[Records from a dataset]
----

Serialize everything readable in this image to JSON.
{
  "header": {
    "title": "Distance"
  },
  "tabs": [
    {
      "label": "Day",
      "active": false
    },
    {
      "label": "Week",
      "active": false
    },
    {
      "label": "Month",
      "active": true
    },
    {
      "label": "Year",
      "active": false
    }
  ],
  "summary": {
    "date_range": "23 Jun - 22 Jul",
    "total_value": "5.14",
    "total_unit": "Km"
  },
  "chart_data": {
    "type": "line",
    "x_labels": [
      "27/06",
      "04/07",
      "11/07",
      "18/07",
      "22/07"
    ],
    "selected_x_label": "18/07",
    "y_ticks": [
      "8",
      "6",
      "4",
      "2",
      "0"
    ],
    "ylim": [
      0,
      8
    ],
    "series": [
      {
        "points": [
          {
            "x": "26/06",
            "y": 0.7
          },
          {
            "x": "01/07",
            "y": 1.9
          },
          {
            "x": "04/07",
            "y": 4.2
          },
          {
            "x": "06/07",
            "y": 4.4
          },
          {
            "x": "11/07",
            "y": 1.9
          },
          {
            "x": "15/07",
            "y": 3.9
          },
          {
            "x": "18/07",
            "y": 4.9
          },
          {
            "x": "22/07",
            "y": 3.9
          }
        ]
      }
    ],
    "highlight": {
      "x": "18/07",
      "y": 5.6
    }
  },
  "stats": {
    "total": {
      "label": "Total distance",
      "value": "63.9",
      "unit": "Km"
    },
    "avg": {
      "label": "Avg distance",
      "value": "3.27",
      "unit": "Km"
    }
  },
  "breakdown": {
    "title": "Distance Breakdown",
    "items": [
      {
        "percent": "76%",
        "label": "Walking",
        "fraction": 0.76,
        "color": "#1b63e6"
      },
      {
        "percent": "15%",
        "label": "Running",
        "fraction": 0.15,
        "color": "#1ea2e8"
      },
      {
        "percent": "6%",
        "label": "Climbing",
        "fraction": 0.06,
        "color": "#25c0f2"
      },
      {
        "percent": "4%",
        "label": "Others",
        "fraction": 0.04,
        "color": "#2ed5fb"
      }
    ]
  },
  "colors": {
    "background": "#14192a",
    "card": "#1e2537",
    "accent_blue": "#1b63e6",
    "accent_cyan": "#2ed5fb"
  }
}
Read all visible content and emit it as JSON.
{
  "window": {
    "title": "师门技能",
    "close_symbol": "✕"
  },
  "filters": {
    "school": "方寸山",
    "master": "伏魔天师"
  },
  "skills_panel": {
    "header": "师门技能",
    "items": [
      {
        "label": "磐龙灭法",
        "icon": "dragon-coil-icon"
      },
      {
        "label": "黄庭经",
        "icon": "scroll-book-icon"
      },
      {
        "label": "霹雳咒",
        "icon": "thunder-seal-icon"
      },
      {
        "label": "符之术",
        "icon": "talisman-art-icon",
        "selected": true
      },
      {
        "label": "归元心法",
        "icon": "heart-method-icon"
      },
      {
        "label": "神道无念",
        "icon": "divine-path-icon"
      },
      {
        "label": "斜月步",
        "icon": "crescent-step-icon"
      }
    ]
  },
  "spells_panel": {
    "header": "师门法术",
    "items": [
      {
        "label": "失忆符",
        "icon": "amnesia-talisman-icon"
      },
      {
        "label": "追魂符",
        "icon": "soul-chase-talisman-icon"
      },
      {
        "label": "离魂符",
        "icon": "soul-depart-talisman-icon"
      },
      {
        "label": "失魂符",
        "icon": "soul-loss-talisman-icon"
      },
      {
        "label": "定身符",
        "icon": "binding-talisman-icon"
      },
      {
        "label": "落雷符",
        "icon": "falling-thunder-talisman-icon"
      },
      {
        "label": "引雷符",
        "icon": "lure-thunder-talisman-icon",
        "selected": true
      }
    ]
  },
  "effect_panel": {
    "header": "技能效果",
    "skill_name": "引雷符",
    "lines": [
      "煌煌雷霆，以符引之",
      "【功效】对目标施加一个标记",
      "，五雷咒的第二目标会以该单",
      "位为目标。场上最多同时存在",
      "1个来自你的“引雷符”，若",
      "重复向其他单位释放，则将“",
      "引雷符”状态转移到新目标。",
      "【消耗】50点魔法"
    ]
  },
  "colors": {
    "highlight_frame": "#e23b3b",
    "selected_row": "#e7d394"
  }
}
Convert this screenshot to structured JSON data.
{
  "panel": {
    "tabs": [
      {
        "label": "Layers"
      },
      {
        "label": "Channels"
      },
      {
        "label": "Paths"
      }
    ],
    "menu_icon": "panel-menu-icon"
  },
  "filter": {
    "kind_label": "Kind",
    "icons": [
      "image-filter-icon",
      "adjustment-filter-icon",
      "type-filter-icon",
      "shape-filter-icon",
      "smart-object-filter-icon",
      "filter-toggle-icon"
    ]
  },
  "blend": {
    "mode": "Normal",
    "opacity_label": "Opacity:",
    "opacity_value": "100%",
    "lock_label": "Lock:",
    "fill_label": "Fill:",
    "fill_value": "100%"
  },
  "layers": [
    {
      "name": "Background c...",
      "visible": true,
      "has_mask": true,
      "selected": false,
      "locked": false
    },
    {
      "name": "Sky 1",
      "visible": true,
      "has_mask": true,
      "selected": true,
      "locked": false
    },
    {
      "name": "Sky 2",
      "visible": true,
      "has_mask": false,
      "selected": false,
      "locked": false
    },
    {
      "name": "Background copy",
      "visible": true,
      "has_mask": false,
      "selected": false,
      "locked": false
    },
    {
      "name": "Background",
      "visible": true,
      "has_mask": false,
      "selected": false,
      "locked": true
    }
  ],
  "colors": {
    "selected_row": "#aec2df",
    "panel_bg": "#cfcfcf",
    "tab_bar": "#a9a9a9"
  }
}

----

Your task: Check every line of the records above for the string "talisman" and say how many contain it, giving the number alone.

Exercise response: 8